• Data supplied:
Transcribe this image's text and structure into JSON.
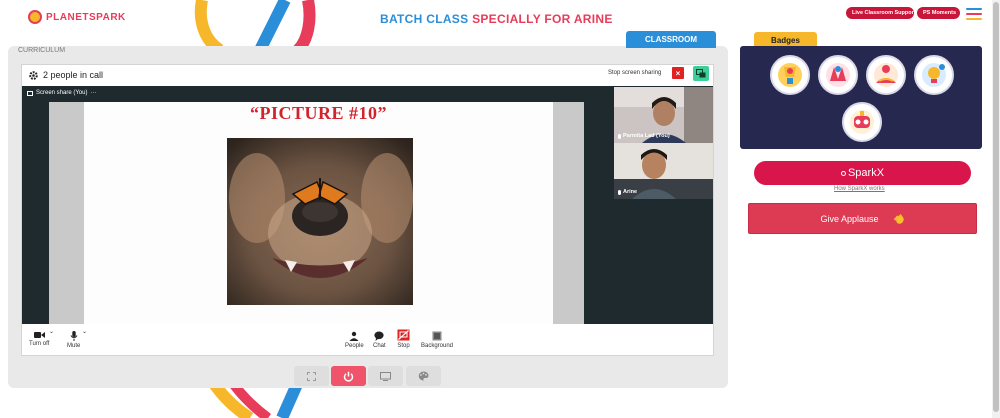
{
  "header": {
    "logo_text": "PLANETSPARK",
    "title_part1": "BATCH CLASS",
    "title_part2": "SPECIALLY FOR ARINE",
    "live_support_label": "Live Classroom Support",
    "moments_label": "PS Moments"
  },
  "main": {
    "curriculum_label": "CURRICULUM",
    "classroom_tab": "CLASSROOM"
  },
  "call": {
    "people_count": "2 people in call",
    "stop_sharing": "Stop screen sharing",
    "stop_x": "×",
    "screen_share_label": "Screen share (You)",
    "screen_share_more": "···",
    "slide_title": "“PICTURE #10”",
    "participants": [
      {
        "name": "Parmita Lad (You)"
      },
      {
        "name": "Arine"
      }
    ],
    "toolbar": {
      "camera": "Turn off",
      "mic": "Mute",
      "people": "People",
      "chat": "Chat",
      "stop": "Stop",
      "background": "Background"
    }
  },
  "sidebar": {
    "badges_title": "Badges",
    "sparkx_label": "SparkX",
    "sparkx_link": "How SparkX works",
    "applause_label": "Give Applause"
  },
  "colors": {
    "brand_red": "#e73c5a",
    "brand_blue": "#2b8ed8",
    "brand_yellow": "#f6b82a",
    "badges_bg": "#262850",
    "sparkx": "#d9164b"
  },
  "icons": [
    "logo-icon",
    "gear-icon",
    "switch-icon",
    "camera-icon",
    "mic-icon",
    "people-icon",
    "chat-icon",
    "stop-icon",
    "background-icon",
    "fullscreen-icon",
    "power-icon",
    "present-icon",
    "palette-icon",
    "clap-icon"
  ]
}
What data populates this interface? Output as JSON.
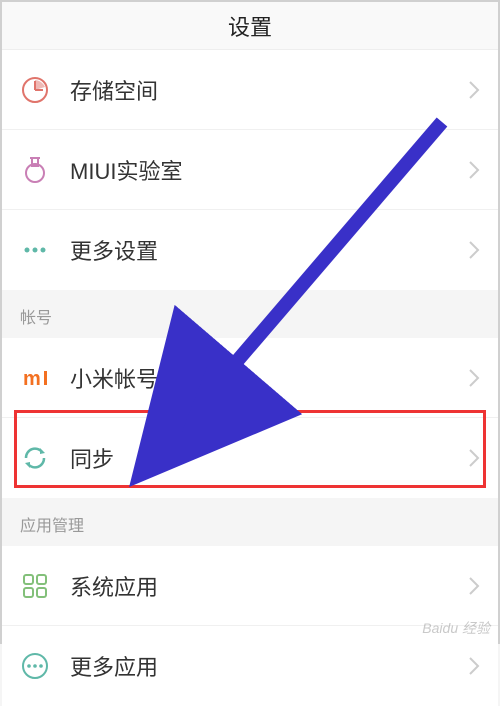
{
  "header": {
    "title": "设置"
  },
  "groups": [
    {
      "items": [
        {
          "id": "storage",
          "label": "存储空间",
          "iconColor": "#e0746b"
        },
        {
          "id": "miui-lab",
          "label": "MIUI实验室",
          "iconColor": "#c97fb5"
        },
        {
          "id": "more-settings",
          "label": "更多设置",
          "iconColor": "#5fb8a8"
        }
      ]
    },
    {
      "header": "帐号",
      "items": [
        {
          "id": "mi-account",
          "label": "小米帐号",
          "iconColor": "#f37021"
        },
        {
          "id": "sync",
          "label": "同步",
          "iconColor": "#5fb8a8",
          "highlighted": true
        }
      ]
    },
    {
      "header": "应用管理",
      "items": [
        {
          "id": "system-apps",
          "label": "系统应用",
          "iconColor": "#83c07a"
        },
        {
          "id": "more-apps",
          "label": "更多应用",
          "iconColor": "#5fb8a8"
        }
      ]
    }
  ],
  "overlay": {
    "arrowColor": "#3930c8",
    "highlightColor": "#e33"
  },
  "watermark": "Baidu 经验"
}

==

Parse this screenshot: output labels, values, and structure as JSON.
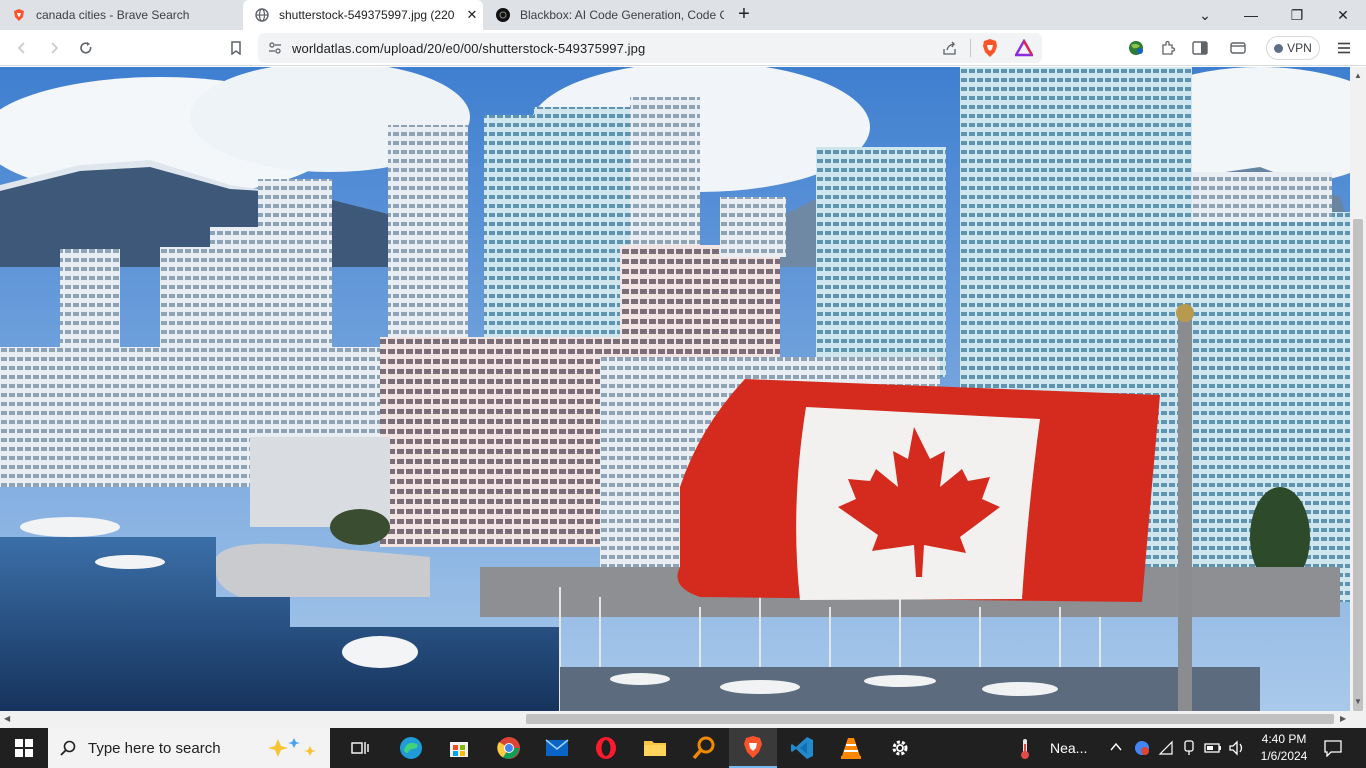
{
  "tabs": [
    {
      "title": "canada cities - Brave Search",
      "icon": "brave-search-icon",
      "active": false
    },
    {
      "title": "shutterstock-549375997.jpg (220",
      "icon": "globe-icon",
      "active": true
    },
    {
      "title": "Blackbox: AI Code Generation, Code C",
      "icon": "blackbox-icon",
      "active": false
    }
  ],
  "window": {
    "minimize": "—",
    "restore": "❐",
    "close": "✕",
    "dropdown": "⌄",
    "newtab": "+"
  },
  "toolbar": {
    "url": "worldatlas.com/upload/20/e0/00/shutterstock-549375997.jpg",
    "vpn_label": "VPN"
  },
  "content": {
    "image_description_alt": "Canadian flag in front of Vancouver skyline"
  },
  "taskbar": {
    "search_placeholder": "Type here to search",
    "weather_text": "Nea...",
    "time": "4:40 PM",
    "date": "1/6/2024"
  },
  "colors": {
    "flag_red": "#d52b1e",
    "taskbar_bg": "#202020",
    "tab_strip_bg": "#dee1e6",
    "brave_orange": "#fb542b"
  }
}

• Directions: Show the lines that mention the word "JSON".

• The solution:
Transcribe this image's text and structure into JSON.
What data populates this interface? Output as JSON.
Parse this screenshot: output labels, values, and structure as JSON.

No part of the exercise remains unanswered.